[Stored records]
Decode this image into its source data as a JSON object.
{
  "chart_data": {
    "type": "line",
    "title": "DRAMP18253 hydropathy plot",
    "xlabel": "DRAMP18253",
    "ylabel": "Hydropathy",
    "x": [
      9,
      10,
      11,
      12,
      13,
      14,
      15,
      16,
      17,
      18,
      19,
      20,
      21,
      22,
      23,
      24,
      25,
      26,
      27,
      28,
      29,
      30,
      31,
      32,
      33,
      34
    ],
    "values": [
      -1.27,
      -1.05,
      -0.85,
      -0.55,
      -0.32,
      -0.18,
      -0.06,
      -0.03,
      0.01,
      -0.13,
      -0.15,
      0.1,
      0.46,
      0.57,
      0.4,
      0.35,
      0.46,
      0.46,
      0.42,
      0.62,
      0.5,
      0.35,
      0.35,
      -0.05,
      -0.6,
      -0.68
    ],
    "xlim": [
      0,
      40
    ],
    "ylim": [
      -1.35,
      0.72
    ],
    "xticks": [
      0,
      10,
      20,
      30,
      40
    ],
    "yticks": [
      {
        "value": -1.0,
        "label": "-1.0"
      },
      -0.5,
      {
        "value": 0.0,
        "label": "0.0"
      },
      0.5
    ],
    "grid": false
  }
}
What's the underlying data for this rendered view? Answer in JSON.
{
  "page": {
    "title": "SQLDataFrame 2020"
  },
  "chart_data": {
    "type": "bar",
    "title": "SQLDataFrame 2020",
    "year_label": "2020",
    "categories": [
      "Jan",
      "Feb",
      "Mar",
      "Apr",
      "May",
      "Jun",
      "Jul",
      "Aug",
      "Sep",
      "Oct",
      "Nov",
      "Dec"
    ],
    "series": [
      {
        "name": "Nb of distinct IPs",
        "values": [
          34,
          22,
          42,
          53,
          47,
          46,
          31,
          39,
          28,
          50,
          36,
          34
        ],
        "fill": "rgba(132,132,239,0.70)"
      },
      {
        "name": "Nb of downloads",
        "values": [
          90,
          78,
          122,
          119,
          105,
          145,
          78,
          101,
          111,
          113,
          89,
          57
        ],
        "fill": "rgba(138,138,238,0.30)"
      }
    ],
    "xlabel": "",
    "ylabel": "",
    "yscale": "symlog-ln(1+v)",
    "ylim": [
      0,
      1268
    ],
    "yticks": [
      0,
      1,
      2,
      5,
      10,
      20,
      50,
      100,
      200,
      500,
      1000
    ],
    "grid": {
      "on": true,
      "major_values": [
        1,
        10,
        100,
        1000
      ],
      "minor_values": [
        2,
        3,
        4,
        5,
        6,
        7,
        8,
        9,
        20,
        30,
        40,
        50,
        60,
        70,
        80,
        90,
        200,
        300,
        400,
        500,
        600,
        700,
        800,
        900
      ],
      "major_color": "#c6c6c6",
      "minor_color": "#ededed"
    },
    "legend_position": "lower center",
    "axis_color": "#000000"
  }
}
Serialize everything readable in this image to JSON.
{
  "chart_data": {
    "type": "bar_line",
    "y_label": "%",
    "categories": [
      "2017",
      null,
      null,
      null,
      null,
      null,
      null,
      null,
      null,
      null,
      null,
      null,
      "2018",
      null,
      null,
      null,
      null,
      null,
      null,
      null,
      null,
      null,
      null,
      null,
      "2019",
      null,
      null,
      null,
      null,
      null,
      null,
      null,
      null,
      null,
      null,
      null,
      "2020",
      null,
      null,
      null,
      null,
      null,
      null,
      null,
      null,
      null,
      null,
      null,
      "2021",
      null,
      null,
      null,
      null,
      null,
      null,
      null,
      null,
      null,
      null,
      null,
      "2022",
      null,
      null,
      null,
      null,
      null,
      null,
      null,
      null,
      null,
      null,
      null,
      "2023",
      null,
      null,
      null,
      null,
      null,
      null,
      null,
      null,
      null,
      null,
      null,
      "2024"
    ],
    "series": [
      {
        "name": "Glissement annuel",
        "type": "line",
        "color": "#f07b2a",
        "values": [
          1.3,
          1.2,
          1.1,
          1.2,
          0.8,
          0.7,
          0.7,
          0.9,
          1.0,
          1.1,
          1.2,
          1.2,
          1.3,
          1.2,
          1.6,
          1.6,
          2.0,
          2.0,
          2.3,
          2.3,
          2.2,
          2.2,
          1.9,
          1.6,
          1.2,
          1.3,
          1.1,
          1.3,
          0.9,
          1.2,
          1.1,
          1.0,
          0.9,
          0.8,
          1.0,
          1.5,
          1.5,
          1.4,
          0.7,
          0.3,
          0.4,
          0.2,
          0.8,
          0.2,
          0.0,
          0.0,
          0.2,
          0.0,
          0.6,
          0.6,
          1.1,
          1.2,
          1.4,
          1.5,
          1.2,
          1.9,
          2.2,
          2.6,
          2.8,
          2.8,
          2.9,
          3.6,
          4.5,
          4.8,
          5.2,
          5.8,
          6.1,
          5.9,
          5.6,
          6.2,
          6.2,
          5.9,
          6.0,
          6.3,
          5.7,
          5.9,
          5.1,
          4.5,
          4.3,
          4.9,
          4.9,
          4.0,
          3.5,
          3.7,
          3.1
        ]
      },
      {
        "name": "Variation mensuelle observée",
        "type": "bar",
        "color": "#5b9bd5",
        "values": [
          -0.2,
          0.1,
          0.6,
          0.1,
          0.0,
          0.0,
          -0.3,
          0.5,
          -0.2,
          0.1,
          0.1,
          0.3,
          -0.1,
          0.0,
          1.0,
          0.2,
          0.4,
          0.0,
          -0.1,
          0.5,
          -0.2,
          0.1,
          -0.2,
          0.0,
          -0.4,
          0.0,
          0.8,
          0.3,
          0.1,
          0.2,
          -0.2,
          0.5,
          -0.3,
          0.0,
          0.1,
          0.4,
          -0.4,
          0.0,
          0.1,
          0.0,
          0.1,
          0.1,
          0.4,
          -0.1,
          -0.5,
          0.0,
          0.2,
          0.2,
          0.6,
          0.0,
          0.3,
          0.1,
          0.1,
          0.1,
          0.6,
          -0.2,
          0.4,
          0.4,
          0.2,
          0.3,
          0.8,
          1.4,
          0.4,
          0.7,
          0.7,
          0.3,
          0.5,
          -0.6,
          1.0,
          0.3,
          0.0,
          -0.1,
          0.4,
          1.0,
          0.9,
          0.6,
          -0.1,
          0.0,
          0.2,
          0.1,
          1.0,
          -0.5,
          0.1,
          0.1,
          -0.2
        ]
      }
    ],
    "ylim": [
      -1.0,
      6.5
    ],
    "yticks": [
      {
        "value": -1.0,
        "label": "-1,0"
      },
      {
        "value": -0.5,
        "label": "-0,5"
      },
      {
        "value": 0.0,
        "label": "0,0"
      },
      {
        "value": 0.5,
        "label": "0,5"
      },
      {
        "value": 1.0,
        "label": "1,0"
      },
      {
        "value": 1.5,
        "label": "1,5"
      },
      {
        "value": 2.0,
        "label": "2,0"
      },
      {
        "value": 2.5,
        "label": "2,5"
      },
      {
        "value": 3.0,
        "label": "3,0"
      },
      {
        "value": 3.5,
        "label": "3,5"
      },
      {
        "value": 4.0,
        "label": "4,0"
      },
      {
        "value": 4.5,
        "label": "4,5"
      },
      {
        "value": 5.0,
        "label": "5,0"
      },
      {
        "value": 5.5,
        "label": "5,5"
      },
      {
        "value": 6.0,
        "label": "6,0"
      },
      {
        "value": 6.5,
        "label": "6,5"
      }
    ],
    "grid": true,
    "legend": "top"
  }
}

Aim of the exercise: Transcribe the whole listing exactly.

Exercise result:
Decode this image into its source data as a JSON object.
{
  "chart_data": {
    "type": "line",
    "title": "DRAMP18253 hydropathy plot",
    "xlabel": "DRAMP18253",
    "ylabel": "Hydropathy",
    "x": [
      9,
      10,
      11,
      12,
      13,
      14,
      15,
      16,
      17,
      18,
      19,
      20,
      21,
      22,
      23,
      24,
      25,
      26,
      27,
      28,
      29,
      30,
      31,
      32,
      33,
      34
    ],
    "values": [
      -1.27,
      -1.05,
      -0.85,
      -0.55,
      -0.32,
      -0.18,
      -0.06,
      -0.03,
      0.01,
      -0.13,
      -0.15,
      0.1,
      0.46,
      0.57,
      0.4,
      0.35,
      0.46,
      0.46,
      0.42,
      0.62,
      0.5,
      0.35,
      0.35,
      -0.05,
      -0.6,
      -0.68
    ],
    "xlim": [
      0,
      40
    ],
    "ylim": [
      -1.35,
      0.72
    ],
    "xticks": [
      0,
      10,
      20,
      30,
      40
    ],
    "yticks": [
      {
        "value": -1.0,
        "label": "-1.0"
      },
      -0.5,
      {
        "value": 0.0,
        "label": "0.0"
      },
      0.5
    ],
    "grid": false
  }
}
What's the underlying data for this rendered view? Answer in JSON.
{
  "page": {
    "title": "SQLDataFrame 2020"
  },
  "chart_data": {
    "type": "bar",
    "title": "SQLDataFrame 2020",
    "year_label": "2020",
    "categories": [
      "Jan",
      "Feb",
      "Mar",
      "Apr",
      "May",
      "Jun",
      "Jul",
      "Aug",
      "Sep",
      "Oct",
      "Nov",
      "Dec"
    ],
    "series": [
      {
        "name": "Nb of distinct IPs",
        "values": [
          34,
          22,
          42,
          53,
          47,
          46,
          31,
          39,
          28,
          50,
          36,
          34
        ],
        "fill": "rgba(132,132,239,0.70)"
      },
      {
        "name": "Nb of downloads",
        "values": [
          90,
          78,
          122,
          119,
          105,
          145,
          78,
          101,
          111,
          113,
          89,
          57
        ],
        "fill": "rgba(138,138,238,0.30)"
      }
    ],
    "xlabel": "",
    "ylabel": "",
    "yscale": "symlog-ln(1+v)",
    "ylim": [
      0,
      1268
    ],
    "yticks": [
      0,
      1,
      2,
      5,
      10,
      20,
      50,
      100,
      200,
      500,
      1000
    ],
    "grid": {
      "on": true,
      "major_values": [
        1,
        10,
        100,
        1000
      ],
      "minor_values": [
        2,
        3,
        4,
        5,
        6,
        7,
        8,
        9,
        20,
        30,
        40,
        50,
        60,
        70,
        80,
        90,
        200,
        300,
        400,
        500,
        600,
        700,
        800,
        900
      ],
      "major_color": "#c6c6c6",
      "minor_color": "#ededed"
    },
    "legend_position": "lower center",
    "axis_color": "#000000"
  }
}
Serialize everything readable in this image to JSON.
{
  "chart_data": {
    "type": "bar_line",
    "y_label": "%",
    "categories": [
      "2017",
      null,
      null,
      null,
      null,
      null,
      null,
      null,
      null,
      null,
      null,
      null,
      "2018",
      null,
      null,
      null,
      null,
      null,
      null,
      null,
      null,
      null,
      null,
      null,
      "2019",
      null,
      null,
      null,
      null,
      null,
      null,
      null,
      null,
      null,
      null,
      null,
      "2020",
      null,
      null,
      null,
      null,
      null,
      null,
      null,
      null,
      null,
      null,
      null,
      "2021",
      null,
      null,
      null,
      null,
      null,
      null,
      null,
      null,
      null,
      null,
      null,
      "2022",
      null,
      null,
      null,
      null,
      null,
      null,
      null,
      null,
      null,
      null,
      null,
      "2023",
      null,
      null,
      null,
      null,
      null,
      null,
      null,
      null,
      null,
      null,
      null,
      "2024"
    ],
    "series": [
      {
        "name": "Glissement annuel",
        "type": "line",
        "color": "#f07b2a",
        "values": [
          1.3,
          1.2,
          1.1,
          1.2,
          0.8,
          0.7,
          0.7,
          0.9,
          1.0,
          1.1,
          1.2,
          1.2,
          1.3,
          1.2,
          1.6,
          1.6,
          2.0,
          2.0,
          2.3,
          2.3,
          2.2,
          2.2,
          1.9,
          1.6,
          1.2,
          1.3,
          1.1,
          1.3,
          0.9,
          1.2,
          1.1,
          1.0,
          0.9,
          0.8,
          1.0,
          1.5,
          1.5,
          1.4,
          0.7,
          0.3,
          0.4,
          0.2,
          0.8,
          0.2,
          0.0,
          0.0,
          0.2,
          0.0,
          0.6,
          0.6,
          1.1,
          1.2,
          1.4,
          1.5,
          1.2,
          1.9,
          2.2,
          2.6,
          2.8,
          2.8,
          2.9,
          3.6,
          4.5,
          4.8,
          5.2,
          5.8,
          6.1,
          5.9,
          5.6,
          6.2,
          6.2,
          5.9,
          6.0,
          6.3,
          5.7,
          5.9,
          5.1,
          4.5,
          4.3,
          4.9,
          4.9,
          4.0,
          3.5,
          3.7,
          3.1
        ]
      },
      {
        "name": "Variation mensuelle observée",
        "type": "bar",
        "color": "#5b9bd5",
        "values": [
          -0.2,
          0.1,
          0.6,
          0.1,
          0.0,
          0.0,
          -0.3,
          0.5,
          -0.2,
          0.1,
          0.1,
          0.3,
          -0.1,
          0.0,
          1.0,
          0.2,
          0.4,
          0.0,
          -0.1,
          0.5,
          -0.2,
          0.1,
          -0.2,
          0.0,
          -0.4,
          0.0,
          0.8,
          0.3,
          0.1,
          0.2,
          -0.2,
          0.5,
          -0.3,
          0.0,
          0.1,
          0.4,
          -0.4,
          0.0,
          0.1,
          0.0,
          0.1,
          0.1,
          0.4,
          -0.1,
          -0.5,
          0.0,
          0.2,
          0.2,
          0.6,
          0.0,
          0.3,
          0.1,
          0.1,
          0.1,
          0.6,
          -0.2,
          0.4,
          0.4,
          0.2,
          0.3,
          0.8,
          1.4,
          0.4,
          0.7,
          0.7,
          0.3,
          0.5,
          -0.6,
          1.0,
          0.3,
          0.0,
          -0.1,
          0.4,
          1.0,
          0.9,
          0.6,
          -0.1,
          0.0,
          0.2,
          0.1,
          1.0,
          -0.5,
          0.1,
          0.1,
          -0.2
        ]
      }
    ],
    "ylim": [
      -1.0,
      6.5
    ],
    "yticks": [
      {
        "value": -1.0,
        "label": "-1,0"
      },
      {
        "value": -0.5,
        "label": "-0,5"
      },
      {
        "value": 0.0,
        "label": "0,0"
      },
      {
        "value": 0.5,
        "label": "0,5"
      },
      {
        "value": 1.0,
        "label": "1,0"
      },
      {
        "value": 1.5,
        "label": "1,5"
      },
      {
        "value": 2.0,
        "label": "2,0"
      },
      {
        "value": 2.5,
        "label": "2,5"
      },
      {
        "value": 3.0,
        "label": "3,0"
      },
      {
        "value": 3.5,
        "label": "3,5"
      },
      {
        "value": 4.0,
        "label": "4,0"
      },
      {
        "value": 4.5,
        "label": "4,5"
      },
      {
        "value": 5.0,
        "label": "5,0"
      },
      {
        "value": 5.5,
        "label": "5,5"
      },
      {
        "value": 6.0,
        "label": "6,0"
      },
      {
        "value": 6.5,
        "label": "6,5"
      }
    ],
    "grid": true,
    "legend": "top"
  }
}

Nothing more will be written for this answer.